→ Prompt
Search the records below for the word "Подготовка". Pull out each line that has it.

→ Material for this task
______

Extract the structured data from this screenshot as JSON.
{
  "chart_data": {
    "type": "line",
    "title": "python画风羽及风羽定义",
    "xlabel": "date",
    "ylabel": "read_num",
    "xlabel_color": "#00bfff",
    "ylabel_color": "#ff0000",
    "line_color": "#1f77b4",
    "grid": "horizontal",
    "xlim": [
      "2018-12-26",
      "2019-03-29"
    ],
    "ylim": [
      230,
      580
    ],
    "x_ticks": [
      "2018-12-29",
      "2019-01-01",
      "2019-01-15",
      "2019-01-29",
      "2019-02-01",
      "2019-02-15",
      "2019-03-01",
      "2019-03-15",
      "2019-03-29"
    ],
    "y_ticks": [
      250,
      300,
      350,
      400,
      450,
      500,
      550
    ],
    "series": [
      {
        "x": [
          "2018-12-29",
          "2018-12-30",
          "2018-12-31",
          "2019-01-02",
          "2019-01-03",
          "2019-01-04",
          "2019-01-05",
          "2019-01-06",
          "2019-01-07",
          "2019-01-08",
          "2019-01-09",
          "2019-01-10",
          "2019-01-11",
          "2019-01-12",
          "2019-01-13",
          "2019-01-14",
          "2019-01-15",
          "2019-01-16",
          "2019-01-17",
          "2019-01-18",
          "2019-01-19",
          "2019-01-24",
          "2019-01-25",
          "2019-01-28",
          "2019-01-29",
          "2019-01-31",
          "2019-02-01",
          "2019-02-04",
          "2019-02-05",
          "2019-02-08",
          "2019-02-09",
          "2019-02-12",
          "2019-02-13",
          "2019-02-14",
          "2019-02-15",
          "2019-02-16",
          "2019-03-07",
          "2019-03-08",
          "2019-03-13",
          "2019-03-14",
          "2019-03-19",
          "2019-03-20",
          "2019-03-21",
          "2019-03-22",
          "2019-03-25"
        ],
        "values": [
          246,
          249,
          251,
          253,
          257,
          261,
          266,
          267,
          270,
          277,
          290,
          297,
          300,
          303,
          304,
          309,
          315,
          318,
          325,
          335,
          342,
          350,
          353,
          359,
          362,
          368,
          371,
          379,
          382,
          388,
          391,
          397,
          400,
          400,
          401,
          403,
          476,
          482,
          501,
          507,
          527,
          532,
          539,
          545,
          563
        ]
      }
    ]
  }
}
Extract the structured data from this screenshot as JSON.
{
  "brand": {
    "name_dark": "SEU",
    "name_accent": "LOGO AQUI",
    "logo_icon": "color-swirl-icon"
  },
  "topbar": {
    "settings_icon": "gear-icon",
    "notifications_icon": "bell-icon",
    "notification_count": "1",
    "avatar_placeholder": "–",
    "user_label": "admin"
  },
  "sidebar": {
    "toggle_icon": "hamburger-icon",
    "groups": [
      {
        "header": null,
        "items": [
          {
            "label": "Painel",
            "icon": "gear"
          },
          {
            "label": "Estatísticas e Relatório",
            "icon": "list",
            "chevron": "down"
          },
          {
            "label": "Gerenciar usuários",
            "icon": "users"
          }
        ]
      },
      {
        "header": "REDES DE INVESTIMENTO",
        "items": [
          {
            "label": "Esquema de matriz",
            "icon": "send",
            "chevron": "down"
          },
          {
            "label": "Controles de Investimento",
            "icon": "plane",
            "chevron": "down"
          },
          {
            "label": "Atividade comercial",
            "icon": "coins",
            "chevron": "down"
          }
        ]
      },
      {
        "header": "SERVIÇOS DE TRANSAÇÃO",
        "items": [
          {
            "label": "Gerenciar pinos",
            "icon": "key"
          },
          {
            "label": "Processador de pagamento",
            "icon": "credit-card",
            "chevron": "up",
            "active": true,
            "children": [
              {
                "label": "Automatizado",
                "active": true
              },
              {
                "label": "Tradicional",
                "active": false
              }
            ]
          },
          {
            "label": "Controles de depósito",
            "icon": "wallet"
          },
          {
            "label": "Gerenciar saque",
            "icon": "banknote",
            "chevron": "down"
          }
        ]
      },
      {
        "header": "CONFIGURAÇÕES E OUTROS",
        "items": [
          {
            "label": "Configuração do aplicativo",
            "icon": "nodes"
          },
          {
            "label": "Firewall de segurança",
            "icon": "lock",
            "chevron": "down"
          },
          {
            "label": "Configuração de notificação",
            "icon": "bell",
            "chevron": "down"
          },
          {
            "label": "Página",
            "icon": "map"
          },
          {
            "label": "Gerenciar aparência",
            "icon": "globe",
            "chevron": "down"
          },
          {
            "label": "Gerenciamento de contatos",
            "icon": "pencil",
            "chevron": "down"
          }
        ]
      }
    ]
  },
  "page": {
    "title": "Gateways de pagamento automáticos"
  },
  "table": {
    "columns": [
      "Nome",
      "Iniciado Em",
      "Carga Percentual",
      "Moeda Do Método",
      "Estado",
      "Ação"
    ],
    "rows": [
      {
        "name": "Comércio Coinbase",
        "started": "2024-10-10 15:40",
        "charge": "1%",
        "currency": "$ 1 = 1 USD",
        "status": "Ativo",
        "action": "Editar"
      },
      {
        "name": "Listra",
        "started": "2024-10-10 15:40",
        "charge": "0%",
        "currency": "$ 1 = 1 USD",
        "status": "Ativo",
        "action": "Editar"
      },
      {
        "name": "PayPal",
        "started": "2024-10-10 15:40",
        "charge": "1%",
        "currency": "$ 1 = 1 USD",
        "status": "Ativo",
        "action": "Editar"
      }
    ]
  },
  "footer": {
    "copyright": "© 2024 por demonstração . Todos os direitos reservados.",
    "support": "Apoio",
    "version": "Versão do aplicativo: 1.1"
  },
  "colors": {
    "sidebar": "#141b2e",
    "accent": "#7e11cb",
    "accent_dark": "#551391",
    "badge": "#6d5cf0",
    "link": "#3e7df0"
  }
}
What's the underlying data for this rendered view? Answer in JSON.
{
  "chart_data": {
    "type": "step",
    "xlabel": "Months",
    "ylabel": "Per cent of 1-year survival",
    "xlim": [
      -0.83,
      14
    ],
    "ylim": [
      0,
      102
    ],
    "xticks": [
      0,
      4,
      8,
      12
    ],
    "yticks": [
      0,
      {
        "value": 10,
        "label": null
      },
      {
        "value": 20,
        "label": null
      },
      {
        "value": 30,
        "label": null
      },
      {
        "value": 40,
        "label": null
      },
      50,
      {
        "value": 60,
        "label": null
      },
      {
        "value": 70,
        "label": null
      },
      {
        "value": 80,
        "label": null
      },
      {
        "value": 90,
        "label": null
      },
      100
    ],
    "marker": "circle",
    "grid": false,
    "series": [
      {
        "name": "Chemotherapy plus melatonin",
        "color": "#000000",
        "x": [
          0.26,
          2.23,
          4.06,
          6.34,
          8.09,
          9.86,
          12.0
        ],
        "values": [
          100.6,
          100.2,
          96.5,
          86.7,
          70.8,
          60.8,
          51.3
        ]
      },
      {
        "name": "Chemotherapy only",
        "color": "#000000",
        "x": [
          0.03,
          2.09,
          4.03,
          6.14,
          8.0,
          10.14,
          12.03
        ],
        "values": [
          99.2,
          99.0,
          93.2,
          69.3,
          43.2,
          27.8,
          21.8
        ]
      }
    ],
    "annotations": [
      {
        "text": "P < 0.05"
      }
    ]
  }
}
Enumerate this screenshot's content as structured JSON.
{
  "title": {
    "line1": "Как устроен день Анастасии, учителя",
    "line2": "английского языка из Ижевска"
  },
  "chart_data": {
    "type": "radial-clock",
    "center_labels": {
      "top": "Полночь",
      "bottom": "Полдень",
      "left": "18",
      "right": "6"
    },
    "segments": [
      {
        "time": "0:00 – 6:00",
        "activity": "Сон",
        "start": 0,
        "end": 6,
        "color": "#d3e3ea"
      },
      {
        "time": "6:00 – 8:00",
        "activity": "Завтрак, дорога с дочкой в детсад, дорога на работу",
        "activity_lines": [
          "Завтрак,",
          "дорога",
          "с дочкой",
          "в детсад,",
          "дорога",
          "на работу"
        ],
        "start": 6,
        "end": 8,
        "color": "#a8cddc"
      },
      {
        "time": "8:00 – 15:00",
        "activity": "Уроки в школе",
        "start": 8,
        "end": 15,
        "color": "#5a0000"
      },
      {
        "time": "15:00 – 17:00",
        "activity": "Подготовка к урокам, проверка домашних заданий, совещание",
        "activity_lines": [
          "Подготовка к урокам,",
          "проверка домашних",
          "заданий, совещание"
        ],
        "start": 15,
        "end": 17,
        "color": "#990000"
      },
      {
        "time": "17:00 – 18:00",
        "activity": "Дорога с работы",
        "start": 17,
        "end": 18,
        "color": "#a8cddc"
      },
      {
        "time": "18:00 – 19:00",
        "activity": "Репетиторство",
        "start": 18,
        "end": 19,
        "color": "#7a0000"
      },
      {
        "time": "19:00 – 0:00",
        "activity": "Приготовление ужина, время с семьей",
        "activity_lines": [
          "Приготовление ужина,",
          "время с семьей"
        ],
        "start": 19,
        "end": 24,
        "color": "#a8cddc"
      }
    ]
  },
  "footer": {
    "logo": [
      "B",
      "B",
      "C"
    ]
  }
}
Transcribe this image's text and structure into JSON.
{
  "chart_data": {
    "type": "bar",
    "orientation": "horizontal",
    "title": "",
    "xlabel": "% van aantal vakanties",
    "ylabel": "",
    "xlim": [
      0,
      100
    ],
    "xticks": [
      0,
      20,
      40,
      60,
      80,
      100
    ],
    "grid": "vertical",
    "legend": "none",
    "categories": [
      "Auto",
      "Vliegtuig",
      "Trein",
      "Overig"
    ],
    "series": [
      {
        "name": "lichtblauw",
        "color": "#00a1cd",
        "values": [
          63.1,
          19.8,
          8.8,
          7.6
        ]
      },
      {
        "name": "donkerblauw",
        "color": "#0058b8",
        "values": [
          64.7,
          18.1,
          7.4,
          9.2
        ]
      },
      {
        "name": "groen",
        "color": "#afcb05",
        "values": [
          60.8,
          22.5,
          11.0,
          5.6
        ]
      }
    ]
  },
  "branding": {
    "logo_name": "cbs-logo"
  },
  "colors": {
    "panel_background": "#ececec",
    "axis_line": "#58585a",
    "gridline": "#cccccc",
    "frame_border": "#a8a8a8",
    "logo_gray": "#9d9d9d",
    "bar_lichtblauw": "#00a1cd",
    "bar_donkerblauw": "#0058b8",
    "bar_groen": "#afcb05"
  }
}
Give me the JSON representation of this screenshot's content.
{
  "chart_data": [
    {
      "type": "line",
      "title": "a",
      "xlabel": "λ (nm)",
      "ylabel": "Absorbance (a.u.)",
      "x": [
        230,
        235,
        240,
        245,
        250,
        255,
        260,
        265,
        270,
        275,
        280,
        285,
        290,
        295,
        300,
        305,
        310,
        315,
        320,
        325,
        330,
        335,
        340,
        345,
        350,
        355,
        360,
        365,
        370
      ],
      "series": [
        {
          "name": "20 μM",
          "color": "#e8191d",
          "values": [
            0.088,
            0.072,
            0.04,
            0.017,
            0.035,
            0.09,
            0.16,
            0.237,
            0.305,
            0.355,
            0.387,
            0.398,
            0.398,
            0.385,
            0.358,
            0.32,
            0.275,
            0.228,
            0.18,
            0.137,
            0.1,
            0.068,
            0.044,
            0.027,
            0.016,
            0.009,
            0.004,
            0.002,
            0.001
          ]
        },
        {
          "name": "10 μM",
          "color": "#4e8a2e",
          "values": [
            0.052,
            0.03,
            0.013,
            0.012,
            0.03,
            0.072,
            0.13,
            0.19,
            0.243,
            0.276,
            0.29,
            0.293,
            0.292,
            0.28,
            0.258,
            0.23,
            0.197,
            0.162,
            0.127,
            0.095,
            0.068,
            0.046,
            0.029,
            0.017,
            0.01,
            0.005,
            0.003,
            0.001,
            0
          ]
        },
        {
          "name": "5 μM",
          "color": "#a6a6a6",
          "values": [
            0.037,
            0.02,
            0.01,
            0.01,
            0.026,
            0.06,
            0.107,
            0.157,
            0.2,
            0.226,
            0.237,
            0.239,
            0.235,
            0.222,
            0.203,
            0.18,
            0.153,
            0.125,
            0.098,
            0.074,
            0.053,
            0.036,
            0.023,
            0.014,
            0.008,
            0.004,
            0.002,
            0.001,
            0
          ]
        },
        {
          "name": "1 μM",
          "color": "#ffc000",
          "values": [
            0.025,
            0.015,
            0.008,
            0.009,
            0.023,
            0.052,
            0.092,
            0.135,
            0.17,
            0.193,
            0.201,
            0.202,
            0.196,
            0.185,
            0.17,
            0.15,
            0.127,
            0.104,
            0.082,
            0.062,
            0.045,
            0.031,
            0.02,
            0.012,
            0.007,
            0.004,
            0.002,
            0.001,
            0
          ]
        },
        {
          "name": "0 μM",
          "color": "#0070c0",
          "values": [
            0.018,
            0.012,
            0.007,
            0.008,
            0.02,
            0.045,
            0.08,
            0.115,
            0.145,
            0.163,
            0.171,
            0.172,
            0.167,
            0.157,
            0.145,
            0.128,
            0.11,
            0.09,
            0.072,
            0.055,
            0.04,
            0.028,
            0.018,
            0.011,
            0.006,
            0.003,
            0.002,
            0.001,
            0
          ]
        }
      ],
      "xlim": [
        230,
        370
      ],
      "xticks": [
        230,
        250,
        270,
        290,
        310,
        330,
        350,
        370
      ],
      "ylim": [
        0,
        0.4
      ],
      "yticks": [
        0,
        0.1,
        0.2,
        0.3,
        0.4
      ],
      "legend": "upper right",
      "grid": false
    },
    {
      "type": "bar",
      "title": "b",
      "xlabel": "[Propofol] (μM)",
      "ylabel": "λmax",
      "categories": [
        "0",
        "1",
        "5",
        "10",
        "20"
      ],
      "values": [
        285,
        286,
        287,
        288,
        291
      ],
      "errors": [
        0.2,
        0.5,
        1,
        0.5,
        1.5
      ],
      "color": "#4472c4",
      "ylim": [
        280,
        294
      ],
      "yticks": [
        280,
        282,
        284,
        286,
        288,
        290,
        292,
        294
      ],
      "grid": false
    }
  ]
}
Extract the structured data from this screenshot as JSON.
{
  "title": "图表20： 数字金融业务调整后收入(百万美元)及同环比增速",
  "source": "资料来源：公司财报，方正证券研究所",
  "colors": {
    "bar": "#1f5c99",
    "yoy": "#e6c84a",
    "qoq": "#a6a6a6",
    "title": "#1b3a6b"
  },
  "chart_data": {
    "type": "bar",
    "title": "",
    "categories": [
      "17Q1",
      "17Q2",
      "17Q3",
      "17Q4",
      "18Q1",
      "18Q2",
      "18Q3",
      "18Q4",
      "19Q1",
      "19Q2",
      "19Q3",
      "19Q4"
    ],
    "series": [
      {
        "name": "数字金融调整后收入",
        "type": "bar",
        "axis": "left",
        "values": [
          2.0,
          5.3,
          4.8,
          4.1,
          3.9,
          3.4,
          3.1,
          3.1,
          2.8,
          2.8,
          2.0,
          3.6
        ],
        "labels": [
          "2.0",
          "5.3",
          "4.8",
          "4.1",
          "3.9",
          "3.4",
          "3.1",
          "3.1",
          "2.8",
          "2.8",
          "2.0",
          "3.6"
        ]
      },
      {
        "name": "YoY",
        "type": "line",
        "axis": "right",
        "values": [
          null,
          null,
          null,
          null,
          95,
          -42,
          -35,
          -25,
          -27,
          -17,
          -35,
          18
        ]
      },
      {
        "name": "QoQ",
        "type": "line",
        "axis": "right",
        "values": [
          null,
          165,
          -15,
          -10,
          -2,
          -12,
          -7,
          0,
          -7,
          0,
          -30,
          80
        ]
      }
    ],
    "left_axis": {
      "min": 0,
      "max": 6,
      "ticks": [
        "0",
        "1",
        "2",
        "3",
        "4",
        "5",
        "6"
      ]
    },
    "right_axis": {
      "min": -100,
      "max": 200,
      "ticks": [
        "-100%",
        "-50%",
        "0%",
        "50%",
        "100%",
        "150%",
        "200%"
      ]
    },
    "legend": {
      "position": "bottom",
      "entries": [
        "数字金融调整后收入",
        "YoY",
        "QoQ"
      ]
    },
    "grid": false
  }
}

______

→ Reply
        "activity": "Подготовка к урокам, проверка домашних заданий, совещание",
          "Подготовка к урокам,",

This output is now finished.